**Dataset records:**
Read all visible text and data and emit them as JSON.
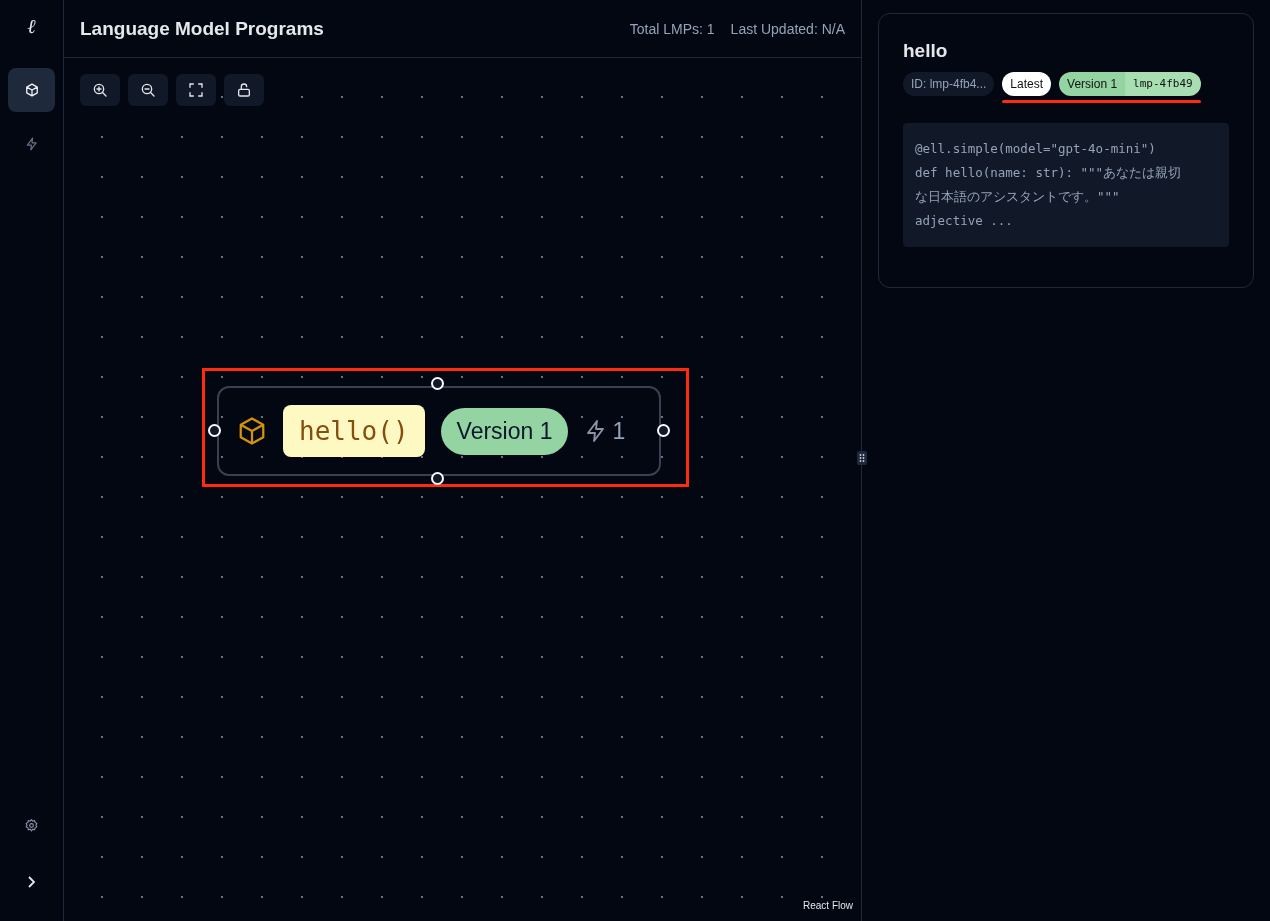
{
  "sidebar": {
    "logo": "ℓ",
    "items": [
      {
        "kind": "cube",
        "selected": true
      },
      {
        "kind": "bolt",
        "selected": false
      }
    ],
    "bottom": [
      {
        "kind": "settings"
      },
      {
        "kind": "expand"
      }
    ]
  },
  "header": {
    "title": "Language Model Programs",
    "stats": [
      "Total LMPs: 1",
      "Last Updated: N/A"
    ]
  },
  "toolbar": [
    {
      "kind": "zoom-in"
    },
    {
      "kind": "zoom-out"
    },
    {
      "kind": "fit"
    },
    {
      "kind": "lock",
      "locked": false
    }
  ],
  "node": {
    "name": "hello()",
    "version": "Version 1",
    "invocations": "1"
  },
  "attribution": "React Flow",
  "detail": {
    "title": "hello",
    "id": "ID: lmp-4fb4...",
    "latest": "Latest",
    "version": "Version 1",
    "hash": "lmp-4fb49",
    "code": [
      "@ell.simple(model=\"gpt-4o-mini\")",
      "def hello(name: str): \"\"\"あなたは親切",
      "な日本語のアシスタントです。\"\"\"",
      "adjective ..."
    ]
  }
}
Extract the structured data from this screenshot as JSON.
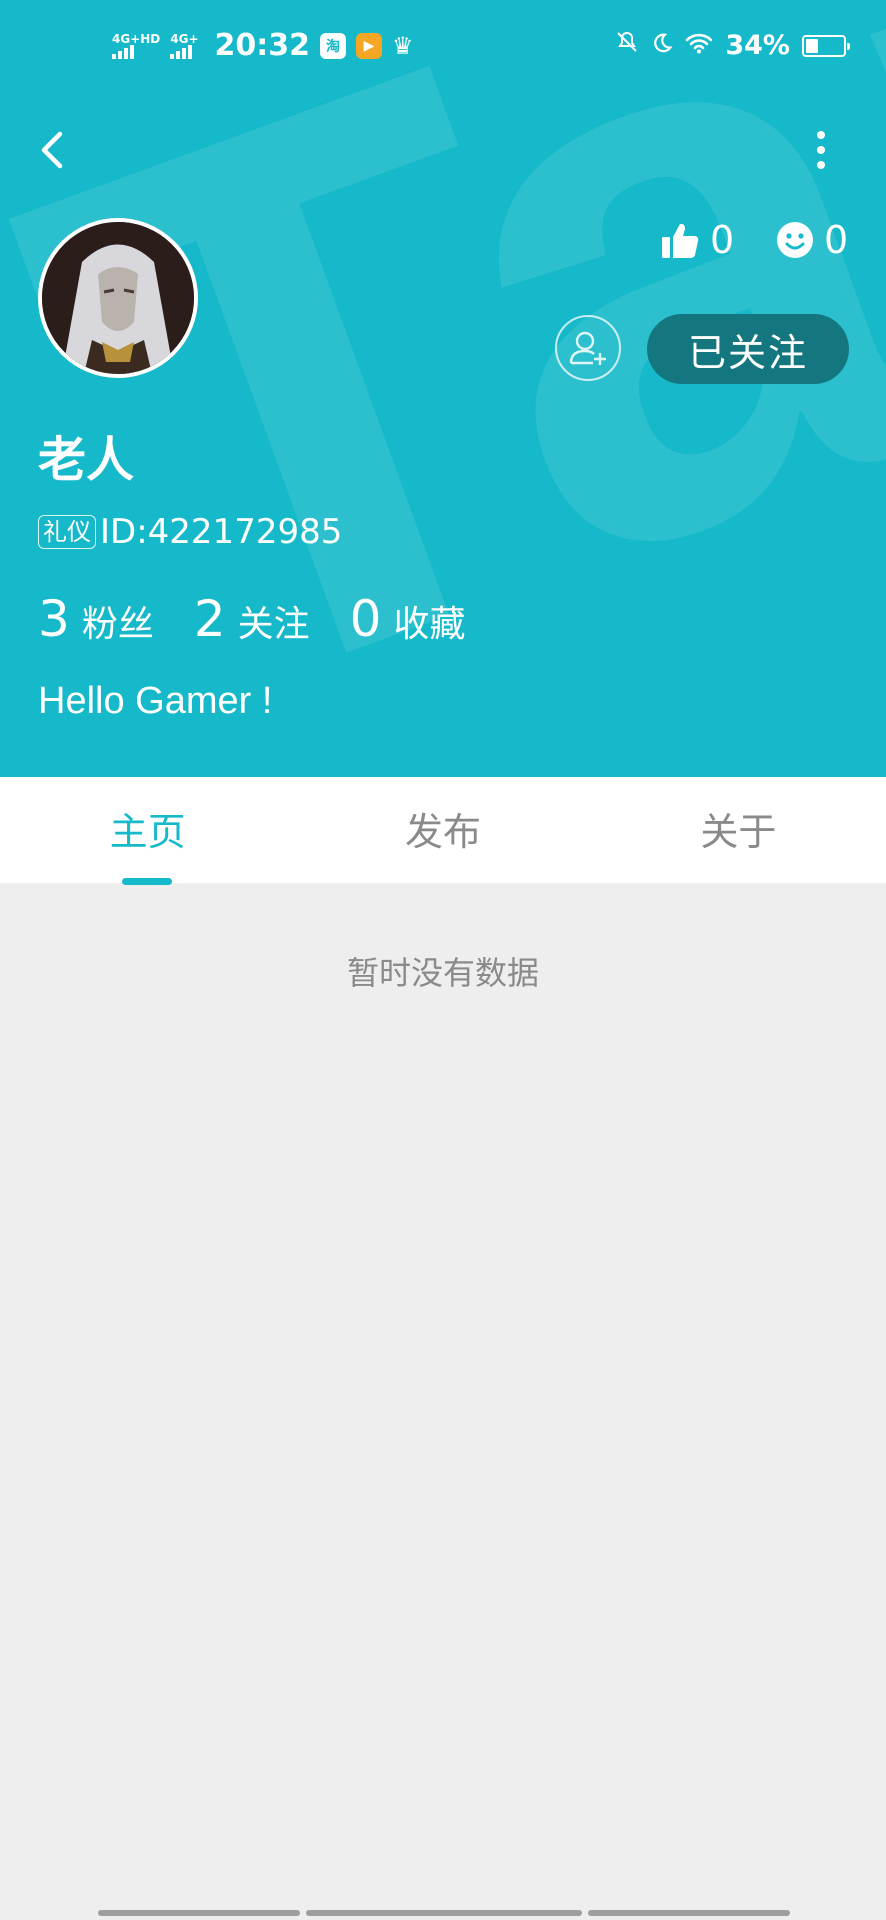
{
  "status_bar": {
    "network1": "4G+HD",
    "network2": "4G+",
    "time": "20:32",
    "app1": "淘",
    "battery": "34%",
    "battery_level": 0.34
  },
  "profile": {
    "name": "老人",
    "tag": "礼仪",
    "id_text": "ID:422172985",
    "likes": "0",
    "emotes": "0",
    "follow_button": "已关注",
    "fans_count": "3",
    "fans_label": "粉丝",
    "following_count": "2",
    "following_label": "关注",
    "favorites_count": "0",
    "favorites_label": "收藏",
    "bio": "Hello Gamer !"
  },
  "tabs": [
    {
      "label": "主页",
      "active": true
    },
    {
      "label": "发布",
      "active": false
    },
    {
      "label": "关于",
      "active": false
    }
  ],
  "content": {
    "empty_text": "暂时没有数据"
  },
  "colors": {
    "accent": "#15b9c9",
    "follow_button_bg": "#14767f",
    "page_bg": "#eeeeee"
  }
}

**REQUIRED TASK:**
Report the number of lines containing the string "JSON" and add nothing to it.

**ANSWER IN FULL:**
2